## Stated goal
What is needed here is an exact copy of every entry.

───── Supplied entries

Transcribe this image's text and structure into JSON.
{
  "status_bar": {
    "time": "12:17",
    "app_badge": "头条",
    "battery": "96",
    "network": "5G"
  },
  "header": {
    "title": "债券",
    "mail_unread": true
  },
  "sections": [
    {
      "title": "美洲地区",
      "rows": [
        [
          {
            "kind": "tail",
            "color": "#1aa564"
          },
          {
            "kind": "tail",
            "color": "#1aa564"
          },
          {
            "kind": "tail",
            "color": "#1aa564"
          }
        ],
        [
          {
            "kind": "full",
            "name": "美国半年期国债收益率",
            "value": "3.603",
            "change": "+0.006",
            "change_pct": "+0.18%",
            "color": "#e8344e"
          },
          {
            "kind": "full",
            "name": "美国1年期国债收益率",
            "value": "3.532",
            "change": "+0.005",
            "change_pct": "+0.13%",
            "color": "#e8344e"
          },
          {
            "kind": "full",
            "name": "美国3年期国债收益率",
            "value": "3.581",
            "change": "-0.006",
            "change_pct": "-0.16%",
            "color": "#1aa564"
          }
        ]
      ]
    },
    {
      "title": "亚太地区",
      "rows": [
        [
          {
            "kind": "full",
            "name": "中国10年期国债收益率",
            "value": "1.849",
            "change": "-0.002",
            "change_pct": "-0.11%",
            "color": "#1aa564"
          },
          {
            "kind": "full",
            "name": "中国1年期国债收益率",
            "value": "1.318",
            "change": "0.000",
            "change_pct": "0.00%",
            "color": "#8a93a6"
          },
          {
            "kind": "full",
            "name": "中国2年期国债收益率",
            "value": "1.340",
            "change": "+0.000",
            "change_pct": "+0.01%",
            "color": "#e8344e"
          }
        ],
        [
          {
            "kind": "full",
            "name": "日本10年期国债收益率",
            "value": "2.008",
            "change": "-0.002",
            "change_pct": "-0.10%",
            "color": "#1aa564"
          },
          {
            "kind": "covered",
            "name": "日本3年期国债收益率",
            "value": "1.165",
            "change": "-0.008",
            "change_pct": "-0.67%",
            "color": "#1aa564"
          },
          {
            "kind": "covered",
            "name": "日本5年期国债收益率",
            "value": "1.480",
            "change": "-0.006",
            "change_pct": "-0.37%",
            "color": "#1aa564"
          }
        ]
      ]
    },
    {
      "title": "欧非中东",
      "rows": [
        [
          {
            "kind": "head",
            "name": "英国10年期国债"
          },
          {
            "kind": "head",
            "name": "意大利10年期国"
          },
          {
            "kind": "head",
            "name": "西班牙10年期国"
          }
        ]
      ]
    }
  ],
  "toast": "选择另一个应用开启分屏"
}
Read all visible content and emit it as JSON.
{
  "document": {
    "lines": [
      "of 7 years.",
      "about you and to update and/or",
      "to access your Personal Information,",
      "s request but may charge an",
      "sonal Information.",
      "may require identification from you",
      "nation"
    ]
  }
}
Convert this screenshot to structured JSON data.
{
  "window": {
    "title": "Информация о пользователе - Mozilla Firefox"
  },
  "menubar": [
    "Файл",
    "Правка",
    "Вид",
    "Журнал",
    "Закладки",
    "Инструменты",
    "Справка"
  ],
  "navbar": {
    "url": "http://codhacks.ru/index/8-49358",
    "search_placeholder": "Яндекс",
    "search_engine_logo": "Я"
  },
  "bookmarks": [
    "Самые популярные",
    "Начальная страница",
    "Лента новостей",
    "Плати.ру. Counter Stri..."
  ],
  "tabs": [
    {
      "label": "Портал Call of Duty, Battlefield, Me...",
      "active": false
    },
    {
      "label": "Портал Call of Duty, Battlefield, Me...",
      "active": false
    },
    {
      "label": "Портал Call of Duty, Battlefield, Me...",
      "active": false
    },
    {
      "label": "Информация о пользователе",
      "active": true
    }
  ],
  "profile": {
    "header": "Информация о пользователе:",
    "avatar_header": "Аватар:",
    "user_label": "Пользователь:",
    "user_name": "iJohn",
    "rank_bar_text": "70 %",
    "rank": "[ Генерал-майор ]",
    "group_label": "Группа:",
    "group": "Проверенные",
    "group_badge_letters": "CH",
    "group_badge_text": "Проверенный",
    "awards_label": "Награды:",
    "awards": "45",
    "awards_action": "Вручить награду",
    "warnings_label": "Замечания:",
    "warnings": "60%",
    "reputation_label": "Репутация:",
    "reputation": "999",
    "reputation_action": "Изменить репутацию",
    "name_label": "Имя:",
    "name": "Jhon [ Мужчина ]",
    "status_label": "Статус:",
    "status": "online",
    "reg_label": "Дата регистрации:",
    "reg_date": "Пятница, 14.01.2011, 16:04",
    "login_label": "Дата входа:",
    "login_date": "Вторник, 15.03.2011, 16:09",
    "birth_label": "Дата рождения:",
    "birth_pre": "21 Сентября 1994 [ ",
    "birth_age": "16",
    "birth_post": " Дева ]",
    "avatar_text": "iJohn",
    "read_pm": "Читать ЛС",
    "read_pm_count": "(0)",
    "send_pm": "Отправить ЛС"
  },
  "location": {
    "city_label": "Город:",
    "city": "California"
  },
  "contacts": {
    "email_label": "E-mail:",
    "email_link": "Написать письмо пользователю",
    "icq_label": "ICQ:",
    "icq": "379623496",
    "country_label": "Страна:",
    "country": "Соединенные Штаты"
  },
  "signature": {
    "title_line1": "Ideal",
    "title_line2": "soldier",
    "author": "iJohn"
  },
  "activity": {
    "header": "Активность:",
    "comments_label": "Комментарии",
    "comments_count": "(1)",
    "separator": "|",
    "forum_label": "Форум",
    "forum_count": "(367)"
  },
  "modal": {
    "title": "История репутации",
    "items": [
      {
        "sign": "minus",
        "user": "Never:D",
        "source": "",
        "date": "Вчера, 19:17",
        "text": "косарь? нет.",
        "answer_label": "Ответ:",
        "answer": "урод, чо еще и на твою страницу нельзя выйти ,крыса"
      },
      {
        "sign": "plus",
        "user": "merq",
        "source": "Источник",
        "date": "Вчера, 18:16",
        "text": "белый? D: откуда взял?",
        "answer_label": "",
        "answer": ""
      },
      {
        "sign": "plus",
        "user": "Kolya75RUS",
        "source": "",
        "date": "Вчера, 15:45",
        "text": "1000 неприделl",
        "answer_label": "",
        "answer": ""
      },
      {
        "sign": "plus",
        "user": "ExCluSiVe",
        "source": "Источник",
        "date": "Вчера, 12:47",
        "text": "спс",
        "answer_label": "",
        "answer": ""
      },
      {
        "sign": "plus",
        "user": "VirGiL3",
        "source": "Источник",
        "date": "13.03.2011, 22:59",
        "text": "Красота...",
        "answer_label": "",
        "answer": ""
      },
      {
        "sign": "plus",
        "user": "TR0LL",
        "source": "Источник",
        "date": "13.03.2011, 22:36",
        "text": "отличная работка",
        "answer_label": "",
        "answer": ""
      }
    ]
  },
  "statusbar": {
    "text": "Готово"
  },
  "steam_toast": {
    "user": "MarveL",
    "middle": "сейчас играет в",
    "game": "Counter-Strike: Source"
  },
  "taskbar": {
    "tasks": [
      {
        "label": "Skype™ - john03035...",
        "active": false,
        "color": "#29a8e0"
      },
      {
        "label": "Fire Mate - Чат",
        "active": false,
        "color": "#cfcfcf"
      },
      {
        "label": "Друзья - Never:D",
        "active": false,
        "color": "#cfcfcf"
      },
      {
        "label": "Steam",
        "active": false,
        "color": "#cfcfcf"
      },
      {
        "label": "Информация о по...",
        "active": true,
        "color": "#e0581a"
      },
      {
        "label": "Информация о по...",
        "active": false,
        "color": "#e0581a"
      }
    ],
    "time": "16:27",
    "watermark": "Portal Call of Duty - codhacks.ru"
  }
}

──────────

## Solution
Transcribe this image's text and structure into JSON.
{
  "status_bar": {
    "time": "12:17",
    "app_badge": "头条",
    "battery": "96",
    "network": "5G"
  },
  "header": {
    "title": "债券",
    "mail_unread": true
  },
  "sections": [
    {
      "title": "美洲地区",
      "rows": [
        [
          {
            "kind": "tail",
            "color": "#1aa564"
          },
          {
            "kind": "tail",
            "color": "#1aa564"
          },
          {
            "kind": "tail",
            "color": "#1aa564"
          }
        ],
        [
          {
            "kind": "full",
            "name": "美国半年期国债收益率",
            "value": "3.603",
            "change": "+0.006",
            "change_pct": "+0.18%",
            "color": "#e8344e"
          },
          {
            "kind": "full",
            "name": "美国1年期国债收益率",
            "value": "3.532",
            "change": "+0.005",
            "change_pct": "+0.13%",
            "color": "#e8344e"
          },
          {
            "kind": "full",
            "name": "美国3年期国债收益率",
            "value": "3.581",
            "change": "-0.006",
            "change_pct": "-0.16%",
            "color": "#1aa564"
          }
        ]
      ]
    },
    {
      "title": "亚太地区",
      "rows": [
        [
          {
            "kind": "full",
            "name": "中国10年期国债收益率",
            "value": "1.849",
            "change": "-0.002",
            "change_pct": "-0.11%",
            "color": "#1aa564"
          },
          {
            "kind": "full",
            "name": "中国1年期国债收益率",
            "value": "1.318",
            "change": "0.000",
            "change_pct": "0.00%",
            "color": "#8a93a6"
          },
          {
            "kind": "full",
            "name": "中国2年期国债收益率",
            "value": "1.340",
            "change": "+0.000",
            "change_pct": "+0.01%",
            "color": "#e8344e"
          }
        ],
        [
          {
            "kind": "full",
            "name": "日本10年期国债收益率",
            "value": "2.008",
            "change": "-0.002",
            "change_pct": "-0.10%",
            "color": "#1aa564"
          },
          {
            "kind": "covered",
            "name": "日本3年期国债收益率",
            "value": "1.165",
            "change": "-0.008",
            "change_pct": "-0.67%",
            "color": "#1aa564"
          },
          {
            "kind": "covered",
            "name": "日本5年期国债收益率",
            "value": "1.480",
            "change": "-0.006",
            "change_pct": "-0.37%",
            "color": "#1aa564"
          }
        ]
      ]
    },
    {
      "title": "欧非中东",
      "rows": [
        [
          {
            "kind": "head",
            "name": "英国10年期国债"
          },
          {
            "kind": "head",
            "name": "意大利10年期国"
          },
          {
            "kind": "head",
            "name": "西班牙10年期国"
          }
        ]
      ]
    }
  ],
  "toast": "选择另一个应用开启分屏"
}
Read all visible content and emit it as JSON.
{
  "document": {
    "lines": [
      "of 7 years.",
      "about you and to update and/or",
      "to access your Personal Information,",
      "s request but may charge an",
      "sonal Information.",
      "may require identification from you",
      "nation"
    ]
  }
}
Convert this screenshot to structured JSON data.
{
  "window": {
    "title": "Информация о пользователе - Mozilla Firefox"
  },
  "menubar": [
    "Файл",
    "Правка",
    "Вид",
    "Журнал",
    "Закладки",
    "Инструменты",
    "Справка"
  ],
  "navbar": {
    "url": "http://codhacks.ru/index/8-49358",
    "search_placeholder": "Яндекс",
    "search_engine_logo": "Я"
  },
  "bookmarks": [
    "Самые популярные",
    "Начальная страница",
    "Лента новостей",
    "Плати.ру. Counter Stri..."
  ],
  "tabs": [
    {
      "label": "Портал Call of Duty, Battlefield, Me...",
      "active": false
    },
    {
      "label": "Портал Call of Duty, Battlefield, Me...",
      "active": false
    },
    {
      "label": "Портал Call of Duty, Battlefield, Me...",
      "active": false
    },
    {
      "label": "Информация о пользователе",
      "active": true
    }
  ],
  "profile": {
    "header": "Информация о пользователе:",
    "avatar_header": "Аватар:",
    "user_label": "Пользователь:",
    "user_name": "iJohn",
    "rank_bar_text": "70 %",
    "rank": "[ Генерал-майор ]",
    "group_label": "Группа:",
    "group": "Проверенные",
    "group_badge_letters": "CH",
    "group_badge_text": "Проверенный",
    "awards_label": "Награды:",
    "awards": "45",
    "awards_action": "Вручить награду",
    "warnings_label": "Замечания:",
    "warnings": "60%",
    "reputation_label": "Репутация:",
    "reputation": "999",
    "reputation_action": "Изменить репутацию",
    "name_label": "Имя:",
    "name": "Jhon [ Мужчина ]",
    "status_label": "Статус:",
    "status": "online",
    "reg_label": "Дата регистрации:",
    "reg_date": "Пятница, 14.01.2011, 16:04",
    "login_label": "Дата входа:",
    "login_date": "Вторник, 15.03.2011, 16:09",
    "birth_label": "Дата рождения:",
    "birth_pre": "21 Сентября 1994 [ ",
    "birth_age": "16",
    "birth_post": " Дева ]",
    "avatar_text": "iJohn",
    "read_pm": "Читать ЛС",
    "read_pm_count": "(0)",
    "send_pm": "Отправить ЛС"
  },
  "location": {
    "city_label": "Город:",
    "city": "California"
  },
  "contacts": {
    "email_label": "E-mail:",
    "email_link": "Написать письмо пользователю",
    "icq_label": "ICQ:",
    "icq": "379623496",
    "country_label": "Страна:",
    "country": "Соединенные Штаты"
  },
  "signature": {
    "title_line1": "Ideal",
    "title_line2": "soldier",
    "author": "iJohn"
  },
  "activity": {
    "header": "Активность:",
    "comments_label": "Комментарии",
    "comments_count": "(1)",
    "separator": "|",
    "forum_label": "Форум",
    "forum_count": "(367)"
  },
  "modal": {
    "title": "История репутации",
    "items": [
      {
        "sign": "minus",
        "user": "Never:D",
        "source": "",
        "date": "Вчера, 19:17",
        "text": "косарь? нет.",
        "answer_label": "Ответ:",
        "answer": "урод, чо еще и на твою страницу нельзя выйти ,крыса"
      },
      {
        "sign": "plus",
        "user": "merq",
        "source": "Источник",
        "date": "Вчера, 18:16",
        "text": "белый? D: откуда взял?",
        "answer_label": "",
        "answer": ""
      },
      {
        "sign": "plus",
        "user": "Kolya75RUS",
        "source": "",
        "date": "Вчера, 15:45",
        "text": "1000 неприделl",
        "answer_label": "",
        "answer": ""
      },
      {
        "sign": "plus",
        "user": "ExCluSiVe",
        "source": "Источник",
        "date": "Вчера, 12:47",
        "text": "спс",
        "answer_label": "",
        "answer": ""
      },
      {
        "sign": "plus",
        "user": "VirGiL3",
        "source": "Источник",
        "date": "13.03.2011, 22:59",
        "text": "Красота...",
        "answer_label": "",
        "answer": ""
      },
      {
        "sign": "plus",
        "user": "TR0LL",
        "source": "Источник",
        "date": "13.03.2011, 22:36",
        "text": "отличная работка",
        "answer_label": "",
        "answer": ""
      }
    ]
  },
  "statusbar": {
    "text": "Готово"
  },
  "steam_toast": {
    "user": "MarveL",
    "middle": "сейчас играет в",
    "game": "Counter-Strike: Source"
  },
  "taskbar": {
    "tasks": [
      {
        "label": "Skype™ - john03035...",
        "active": false,
        "color": "#29a8e0"
      },
      {
        "label": "Fire Mate - Чат",
        "active": false,
        "color": "#cfcfcf"
      },
      {
        "label": "Друзья - Never:D",
        "active": false,
        "color": "#cfcfcf"
      },
      {
        "label": "Steam",
        "active": false,
        "color": "#cfcfcf"
      },
      {
        "label": "Информация о по...",
        "active": true,
        "color": "#e0581a"
      },
      {
        "label": "Информация о по...",
        "active": false,
        "color": "#e0581a"
      }
    ],
    "time": "16:27",
    "watermark": "Portal Call of Duty - codhacks.ru"
  }
}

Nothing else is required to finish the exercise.